» DIRECTIVE: Without the pictures, repeat the listing character for character.

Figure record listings
════════════════════

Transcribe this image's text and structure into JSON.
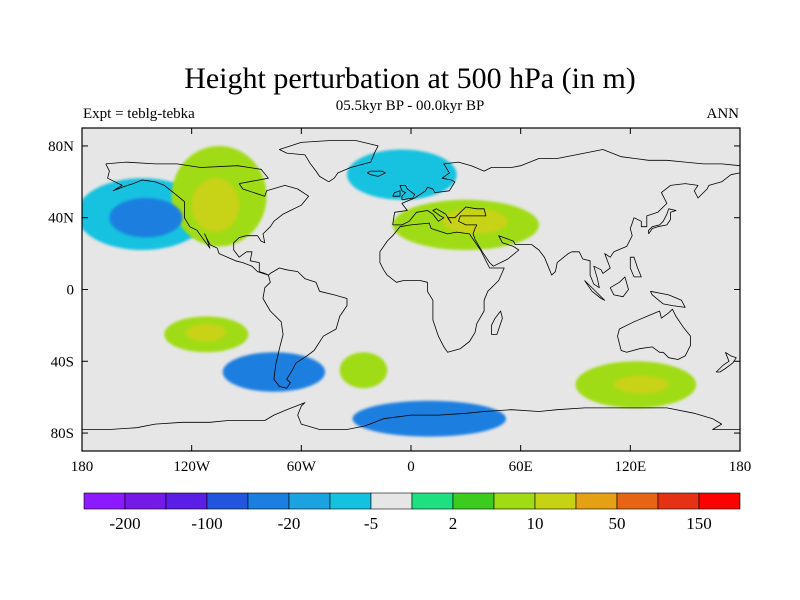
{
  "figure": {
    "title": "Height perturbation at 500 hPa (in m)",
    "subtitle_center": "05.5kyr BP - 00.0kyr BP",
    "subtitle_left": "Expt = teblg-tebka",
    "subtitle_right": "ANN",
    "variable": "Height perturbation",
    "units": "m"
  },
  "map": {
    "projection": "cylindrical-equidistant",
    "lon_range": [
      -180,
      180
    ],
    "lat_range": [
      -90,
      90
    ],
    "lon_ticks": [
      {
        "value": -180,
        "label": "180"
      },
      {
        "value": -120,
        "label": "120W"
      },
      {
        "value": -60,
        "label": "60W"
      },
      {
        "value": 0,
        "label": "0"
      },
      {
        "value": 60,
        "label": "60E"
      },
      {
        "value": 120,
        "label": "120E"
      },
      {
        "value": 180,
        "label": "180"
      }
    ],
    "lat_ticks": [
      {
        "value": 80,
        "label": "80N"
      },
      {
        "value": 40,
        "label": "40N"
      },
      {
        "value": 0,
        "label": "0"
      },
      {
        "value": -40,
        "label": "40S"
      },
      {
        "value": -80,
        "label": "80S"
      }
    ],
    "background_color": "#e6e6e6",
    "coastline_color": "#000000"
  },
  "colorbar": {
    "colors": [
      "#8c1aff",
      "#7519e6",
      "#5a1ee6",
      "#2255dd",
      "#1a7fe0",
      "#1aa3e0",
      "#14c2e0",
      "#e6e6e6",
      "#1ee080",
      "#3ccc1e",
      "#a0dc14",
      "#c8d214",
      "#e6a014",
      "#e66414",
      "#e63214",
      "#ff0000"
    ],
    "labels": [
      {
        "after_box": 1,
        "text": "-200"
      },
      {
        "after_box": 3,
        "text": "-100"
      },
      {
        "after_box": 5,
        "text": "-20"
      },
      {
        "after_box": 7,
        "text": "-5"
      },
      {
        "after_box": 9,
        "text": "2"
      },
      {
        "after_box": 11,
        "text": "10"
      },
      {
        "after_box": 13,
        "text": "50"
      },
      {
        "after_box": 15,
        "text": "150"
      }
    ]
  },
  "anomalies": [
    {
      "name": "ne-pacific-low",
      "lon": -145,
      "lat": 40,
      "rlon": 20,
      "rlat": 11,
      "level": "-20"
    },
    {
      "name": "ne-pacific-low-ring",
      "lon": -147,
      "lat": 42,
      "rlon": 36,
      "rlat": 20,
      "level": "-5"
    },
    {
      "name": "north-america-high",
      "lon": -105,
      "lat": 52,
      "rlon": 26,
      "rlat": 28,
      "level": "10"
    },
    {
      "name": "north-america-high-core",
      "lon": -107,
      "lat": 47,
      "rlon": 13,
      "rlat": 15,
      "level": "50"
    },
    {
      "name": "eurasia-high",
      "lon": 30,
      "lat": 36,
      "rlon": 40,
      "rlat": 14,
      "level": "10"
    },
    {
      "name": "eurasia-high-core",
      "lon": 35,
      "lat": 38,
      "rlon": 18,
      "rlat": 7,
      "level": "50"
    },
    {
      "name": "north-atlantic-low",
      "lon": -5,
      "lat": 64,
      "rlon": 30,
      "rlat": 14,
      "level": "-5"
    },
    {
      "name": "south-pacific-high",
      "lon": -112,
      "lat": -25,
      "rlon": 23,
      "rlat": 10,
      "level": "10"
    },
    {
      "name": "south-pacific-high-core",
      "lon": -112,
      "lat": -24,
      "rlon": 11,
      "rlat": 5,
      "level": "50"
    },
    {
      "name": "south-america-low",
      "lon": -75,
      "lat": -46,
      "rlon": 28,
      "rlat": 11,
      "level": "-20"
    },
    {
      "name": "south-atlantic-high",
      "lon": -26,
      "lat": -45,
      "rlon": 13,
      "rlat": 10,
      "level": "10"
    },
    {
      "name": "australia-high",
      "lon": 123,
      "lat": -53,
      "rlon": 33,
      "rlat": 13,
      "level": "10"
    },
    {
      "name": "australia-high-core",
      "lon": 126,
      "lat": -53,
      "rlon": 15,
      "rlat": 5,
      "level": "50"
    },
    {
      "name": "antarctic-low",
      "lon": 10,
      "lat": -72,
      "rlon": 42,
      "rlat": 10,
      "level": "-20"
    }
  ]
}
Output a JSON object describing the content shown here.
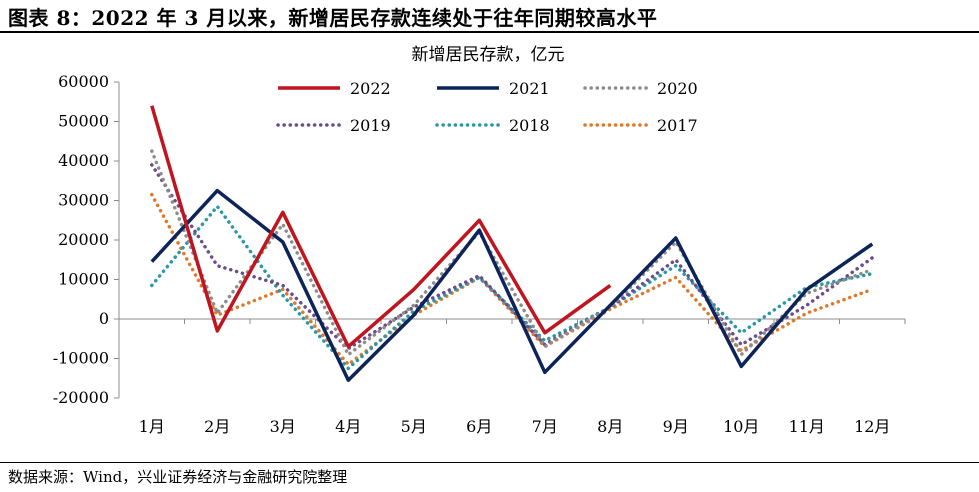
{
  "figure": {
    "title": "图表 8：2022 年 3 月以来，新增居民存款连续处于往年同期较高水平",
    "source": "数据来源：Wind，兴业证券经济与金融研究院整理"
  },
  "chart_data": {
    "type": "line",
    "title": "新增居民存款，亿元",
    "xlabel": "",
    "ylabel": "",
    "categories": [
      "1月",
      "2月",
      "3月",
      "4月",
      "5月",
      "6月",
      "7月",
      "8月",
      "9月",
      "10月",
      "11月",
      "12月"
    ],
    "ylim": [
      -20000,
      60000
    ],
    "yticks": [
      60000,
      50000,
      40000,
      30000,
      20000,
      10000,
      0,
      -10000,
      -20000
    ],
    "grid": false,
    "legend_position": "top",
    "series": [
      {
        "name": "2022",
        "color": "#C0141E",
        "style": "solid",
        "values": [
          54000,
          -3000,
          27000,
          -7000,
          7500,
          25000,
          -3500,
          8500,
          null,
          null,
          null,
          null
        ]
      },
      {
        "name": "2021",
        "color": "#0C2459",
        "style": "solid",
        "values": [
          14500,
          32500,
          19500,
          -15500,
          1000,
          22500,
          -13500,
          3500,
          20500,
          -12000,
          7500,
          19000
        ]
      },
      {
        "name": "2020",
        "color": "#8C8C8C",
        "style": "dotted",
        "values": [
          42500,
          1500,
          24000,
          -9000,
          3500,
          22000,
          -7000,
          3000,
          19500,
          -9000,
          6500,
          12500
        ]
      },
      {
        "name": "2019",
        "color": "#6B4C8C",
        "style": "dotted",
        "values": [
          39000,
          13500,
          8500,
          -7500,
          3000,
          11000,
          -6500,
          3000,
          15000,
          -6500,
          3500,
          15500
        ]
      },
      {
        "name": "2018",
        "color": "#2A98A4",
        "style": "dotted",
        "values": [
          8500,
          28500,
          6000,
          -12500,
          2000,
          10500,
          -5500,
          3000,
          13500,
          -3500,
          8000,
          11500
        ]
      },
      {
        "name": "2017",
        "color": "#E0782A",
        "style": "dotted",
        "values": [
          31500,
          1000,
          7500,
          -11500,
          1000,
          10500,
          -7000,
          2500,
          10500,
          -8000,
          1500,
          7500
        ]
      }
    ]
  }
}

════════════════════

» RESULT FOR THIS TASK:
Transcribe this image's text and structure into JSON.
{
  "figure": {
    "title": "Height perturbation at 500 hPa (in m)",
    "subtitle_center": "05.5kyr BP - 00.0kyr BP",
    "subtitle_left": "Expt = teblg-tebka",
    "subtitle_right": "ANN",
    "variable": "Height perturbation",
    "units": "m"
  },
  "map": {
    "projection": "cylindrical-equidistant",
    "lon_range": [
      -180,
      180
    ],
    "lat_range": [
      -90,
      90
    ],
    "lon_ticks": [
      {
        "value": -180,
        "label": "180"
      },
      {
        "value": -120,
        "label": "120W"
      },
      {
        "value": -60,
        "label": "60W"
      },
      {
        "value": 0,
        "label": "0"
      },
      {
        "value": 60,
        "label": "60E"
      },
      {
        "value": 120,
        "label": "120E"
      },
      {
        "value": 180,
        "label": "180"
      }
    ],
    "lat_ticks": [
      {
        "value": 80,
        "label": "80N"
      },
      {
        "value": 40,
        "label": "40N"
      },
      {
        "value": 0,
        "label": "0"
      },
      {
        "value": -40,
        "label": "40S"
      },
      {
        "value": -80,
        "label": "80S"
      }
    ],
    "background_color": "#e6e6e6",
    "coastline_color": "#000000"
  },
  "colorbar": {
    "colors": [
      "#8c1aff",
      "#7519e6",
      "#5a1ee6",
      "#2255dd",
      "#1a7fe0",
      "#1aa3e0",
      "#14c2e0",
      "#e6e6e6",
      "#1ee080",
      "#3ccc1e",
      "#a0dc14",
      "#c8d214",
      "#e6a014",
      "#e66414",
      "#e63214",
      "#ff0000"
    ],
    "labels": [
      {
        "after_box": 1,
        "text": "-200"
      },
      {
        "after_box": 3,
        "text": "-100"
      },
      {
        "after_box": 5,
        "text": "-20"
      },
      {
        "after_box": 7,
        "text": "-5"
      },
      {
        "after_box": 9,
        "text": "2"
      },
      {
        "after_box": 11,
        "text": "10"
      },
      {
        "after_box": 13,
        "text": "50"
      },
      {
        "after_box": 15,
        "text": "150"
      }
    ]
  },
  "anomalies": [
    {
      "name": "ne-pacific-low",
      "lon": -145,
      "lat": 40,
      "rlon": 20,
      "rlat": 11,
      "level": "-20"
    },
    {
      "name": "ne-pacific-low-ring",
      "lon": -147,
      "lat": 42,
      "rlon": 36,
      "rlat": 20,
      "level": "-5"
    },
    {
      "name": "north-america-high",
      "lon": -105,
      "lat": 52,
      "rlon": 26,
      "rlat": 28,
      "level": "10"
    },
    {
      "name": "north-america-high-core",
      "lon": -107,
      "lat": 47,
      "rlon": 13,
      "rlat": 15,
      "level": "50"
    },
    {
      "name": "eurasia-high",
      "lon": 30,
      "lat": 36,
      "rlon": 40,
      "rlat": 14,
      "level": "10"
    },
    {
      "name": "eurasia-high-core",
      "lon": 35,
      "lat": 38,
      "rlon": 18,
      "rlat": 7,
      "level": "50"
    },
    {
      "name": "north-atlantic-low",
      "lon": -5,
      "lat": 64,
      "rlon": 30,
      "rlat": 14,
      "level": "-5"
    },
    {
      "name": "south-pacific-high",
      "lon": -112,
      "lat": -25,
      "rlon": 23,
      "rlat": 10,
      "level": "10"
    },
    {
      "name": "south-pacific-high-core",
      "lon": -112,
      "lat": -24,
      "rlon": 11,
      "rlat": 5,
      "level": "50"
    },
    {
      "name": "south-america-low",
      "lon": -75,
      "lat": -46,
      "rlon": 28,
      "rlat": 11,
      "level": "-20"
    },
    {
      "name": "south-atlantic-high",
      "lon": -26,
      "lat": -45,
      "rlon": 13,
      "rlat": 10,
      "level": "10"
    },
    {
      "name": "australia-high",
      "lon": 123,
      "lat": -53,
      "rlon": 33,
      "rlat": 13,
      "level": "10"
    },
    {
      "name": "australia-high-core",
      "lon": 126,
      "lat": -53,
      "rlon": 15,
      "rlat": 5,
      "level": "50"
    },
    {
      "name": "antarctic-low",
      "lon": 10,
      "lat": -72,
      "rlon": 42,
      "rlat": 10,
      "level": "-20"
    }
  ]
}
Output a JSON object describing the content shown here.
{
  "figure": {
    "title": "图表 8：2022 年 3 月以来，新增居民存款连续处于往年同期较高水平",
    "source": "数据来源：Wind，兴业证券经济与金融研究院整理"
  },
  "chart_data": {
    "type": "line",
    "title": "新增居民存款，亿元",
    "xlabel": "",
    "ylabel": "",
    "categories": [
      "1月",
      "2月",
      "3月",
      "4月",
      "5月",
      "6月",
      "7月",
      "8月",
      "9月",
      "10月",
      "11月",
      "12月"
    ],
    "ylim": [
      -20000,
      60000
    ],
    "yticks": [
      60000,
      50000,
      40000,
      30000,
      20000,
      10000,
      0,
      -10000,
      -20000
    ],
    "grid": false,
    "legend_position": "top",
    "series": [
      {
        "name": "2022",
        "color": "#C0141E",
        "style": "solid",
        "values": [
          54000,
          -3000,
          27000,
          -7000,
          7500,
          25000,
          -3500,
          8500,
          null,
          null,
          null,
          null
        ]
      },
      {
        "name": "2021",
        "color": "#0C2459",
        "style": "solid",
        "values": [
          14500,
          32500,
          19500,
          -15500,
          1000,
          22500,
          -13500,
          3500,
          20500,
          -12000,
          7500,
          19000
        ]
      },
      {
        "name": "2020",
        "color": "#8C8C8C",
        "style": "dotted",
        "values": [
          42500,
          1500,
          24000,
          -9000,
          3500,
          22000,
          -7000,
          3000,
          19500,
          -9000,
          6500,
          12500
        ]
      },
      {
        "name": "2019",
        "color": "#6B4C8C",
        "style": "dotted",
        "values": [
          39000,
          13500,
          8500,
          -7500,
          3000,
          11000,
          -6500,
          3000,
          15000,
          -6500,
          3500,
          15500
        ]
      },
      {
        "name": "2018",
        "color": "#2A98A4",
        "style": "dotted",
        "values": [
          8500,
          28500,
          6000,
          -12500,
          2000,
          10500,
          -5500,
          3000,
          13500,
          -3500,
          8000,
          11500
        ]
      },
      {
        "name": "2017",
        "color": "#E0782A",
        "style": "dotted",
        "values": [
          31500,
          1000,
          7500,
          -11500,
          1000,
          10500,
          -7000,
          2500,
          10500,
          -8000,
          1500,
          7500
        ]
      }
    ]
  }
}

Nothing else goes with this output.